** Begin Data shown **

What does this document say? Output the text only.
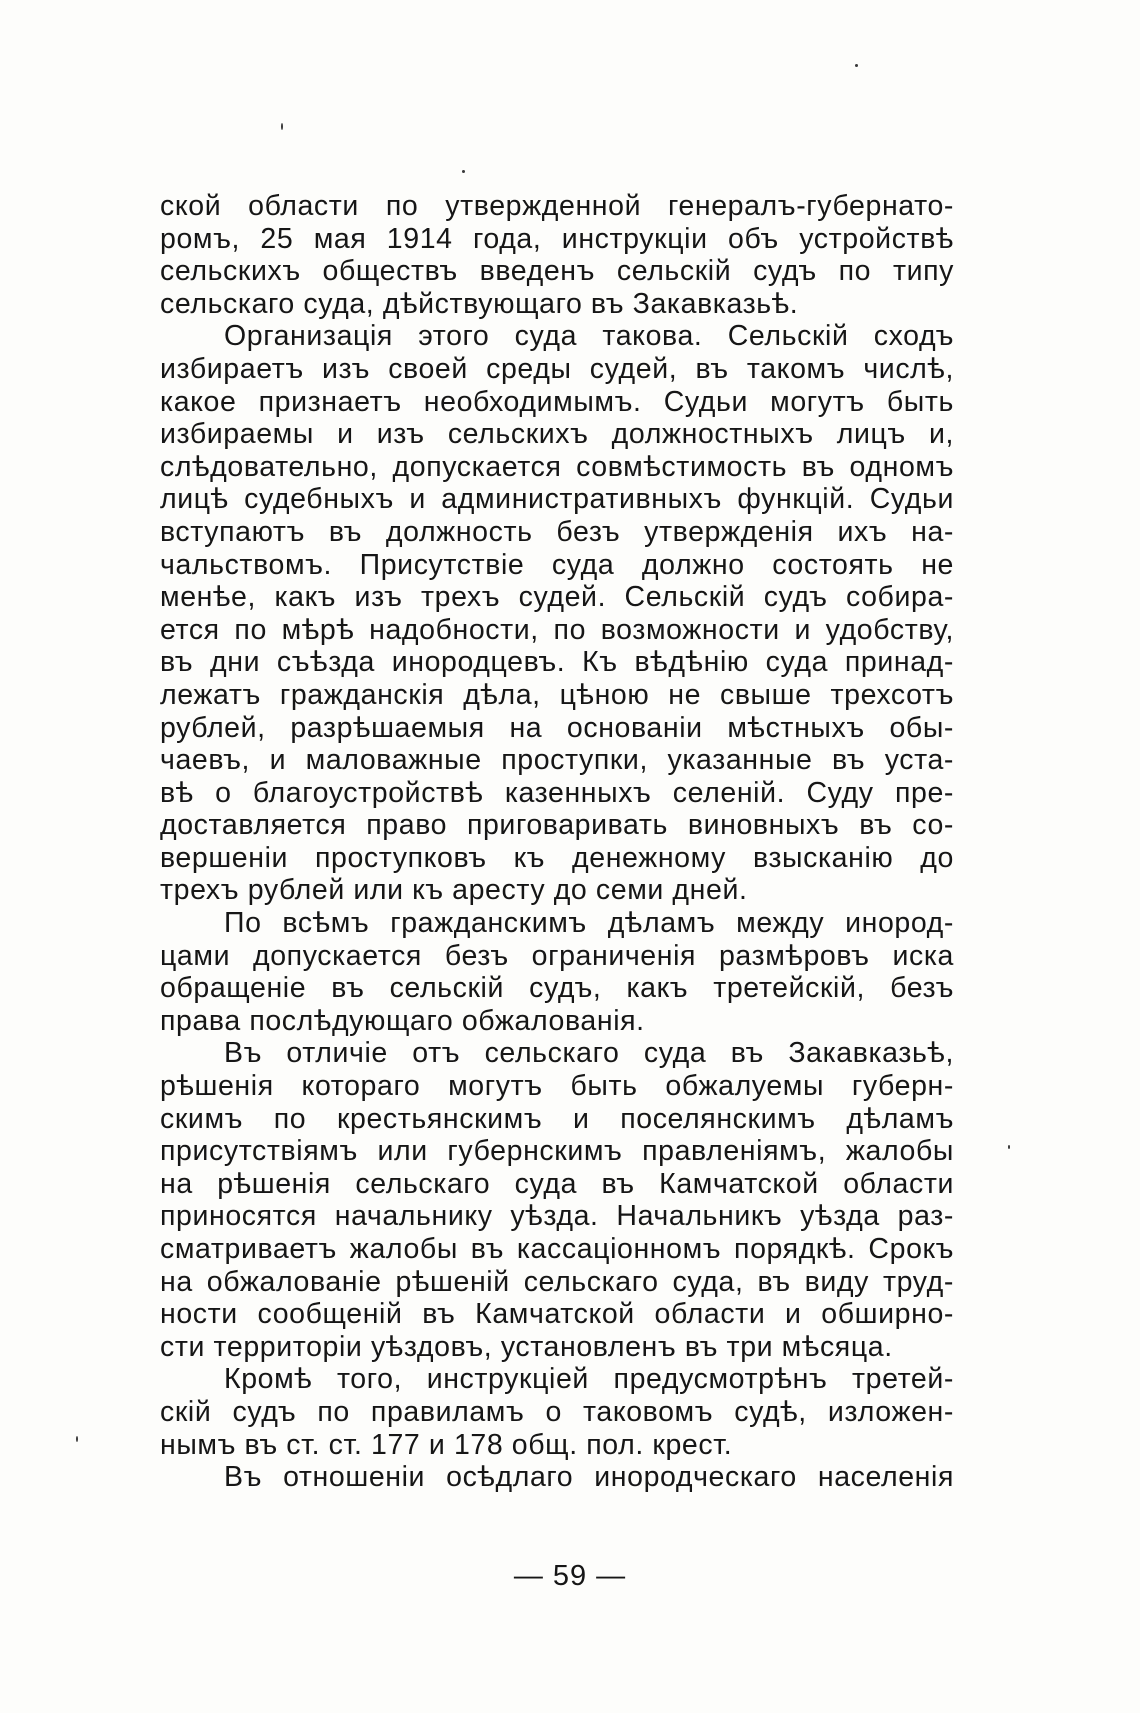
ской области по утвержденной генералъ-губернато-
ромъ, 25 мая 1914 года, инструкціи объ устройствѣ
сельскихъ обществъ введенъ сельскій судъ по типу
сельскаго суда, дѣйствующаго въ Закавказьѣ.
Организація этого суда такова. Сельскій сходъ
избираетъ изъ своей среды судей, въ такомъ числѣ,
какое признаетъ необходимымъ. Судьи могутъ быть
избираемы и изъ сельскихъ должностныхъ лицъ и,
слѣдовательно, допускается совмѣстимость въ одномъ
лицѣ судебныхъ и административныхъ функцій. Судьи
вступаютъ въ должность безъ утвержденія ихъ на-
чальствомъ. Присутствіе суда должно состоять не
менѣе, какъ изъ трехъ судей. Сельскій судъ собира-
ется по мѣрѣ надобности, по возможности и удобству,
въ дни съѣзда инородцевъ. Къ вѣдѣнію суда принад-
лежатъ гражданскія дѣла, цѣною не свыше трехсотъ
рублей, разрѣшаемыя на основаніи мѣстныхъ обы-
чаевъ, и маловажные проступки, указанные въ уста-
вѣ о благоустройствѣ казенныхъ селеній. Суду пре-
доставляется право приговаривать виновныхъ въ со-
вершеніи проступковъ къ денежному взысканію до
трехъ рублей или къ аресту до семи дней.
По всѣмъ гражданскимъ дѣламъ между инород-
цами допускается безъ ограниченія размѣровъ иска
обращеніе въ сельскій судъ, какъ третейскій, безъ
права послѣдующаго обжалованія.
Въ отличіе отъ сельскаго суда въ Закавказьѣ,
рѣшенія котораго могутъ быть обжалуемы губерн-
скимъ по крестьянскимъ и поселянскимъ дѣламъ
присутствіямъ или губернскимъ правленіямъ, жалобы
на рѣшенія сельскаго суда въ Камчатской области
приносятся начальнику уѣзда. Начальникъ уѣзда раз-
сматриваетъ жалобы въ кассаціонномъ порядкѣ. Срокъ
на обжалованіе рѣшеній сельскаго суда, въ виду труд-
ности сообщеній въ Камчатской области и обширно-
сти территоріи уѣздовъ, установленъ въ три мѣсяца.
Кромѣ того, инструкціей предусмотрѣнъ третей-
скій судъ по правиламъ о таковомъ судѣ, изложен-
нымъ въ ст. ст. 177 и 178 общ. пол. крест.
Въ отношеніи осѣдлаго инородческаго населенія
— 59 —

** End Data shown **

Quote everything in the listing above exactly; pictures are the only thing to omit.

What does this document say? Output the text only.
ской области по утвержденной генералъ-губернато-
ромъ, 25 мая 1914 года, инструкціи объ устройствѣ
сельскихъ обществъ введенъ сельскій судъ по типу
сельскаго суда, дѣйствующаго въ Закавказьѣ.
Организація этого суда такова. Сельскій сходъ
избираетъ изъ своей среды судей, въ такомъ числѣ,
какое признаетъ необходимымъ. Судьи могутъ быть
избираемы и изъ сельскихъ должностныхъ лицъ и,
слѣдовательно, допускается совмѣстимость въ одномъ
лицѣ судебныхъ и административныхъ функцій. Судьи
вступаютъ въ должность безъ утвержденія ихъ на-
чальствомъ. Присутствіе суда должно состоять не
менѣе, какъ изъ трехъ судей. Сельскій судъ собира-
ется по мѣрѣ надобности, по возможности и удобству,
въ дни съѣзда инородцевъ. Къ вѣдѣнію суда принад-
лежатъ гражданскія дѣла, цѣною не свыше трехсотъ
рублей, разрѣшаемыя на основаніи мѣстныхъ обы-
чаевъ, и маловажные проступки, указанные въ уста-
вѣ о благоустройствѣ казенныхъ селеній. Суду пре-
доставляется право приговаривать виновныхъ въ со-
вершеніи проступковъ къ денежному взысканію до
трехъ рублей или къ аресту до семи дней.
По всѣмъ гражданскимъ дѣламъ между инород-
цами допускается безъ ограниченія размѣровъ иска
обращеніе въ сельскій судъ, какъ третейскій, безъ
права послѣдующаго обжалованія.
Въ отличіе отъ сельскаго суда въ Закавказьѣ,
рѣшенія котораго могутъ быть обжалуемы губерн-
скимъ по крестьянскимъ и поселянскимъ дѣламъ
присутствіямъ или губернскимъ правленіямъ, жалобы
на рѣшенія сельскаго суда въ Камчатской области
приносятся начальнику уѣзда. Начальникъ уѣзда раз-
сматриваетъ жалобы въ кассаціонномъ порядкѣ. Срокъ
на обжалованіе рѣшеній сельскаго суда, въ виду труд-
ности сообщеній въ Камчатской области и обширно-
сти территоріи уѣздовъ, установленъ въ три мѣсяца.
Кромѣ того, инструкціей предусмотрѣнъ третей-
скій судъ по правиламъ о таковомъ судѣ, изложен-
нымъ въ ст. ст. 177 и 178 общ. пол. крест.
Въ отношеніи осѣдлаго инородческаго населенія
— 59 —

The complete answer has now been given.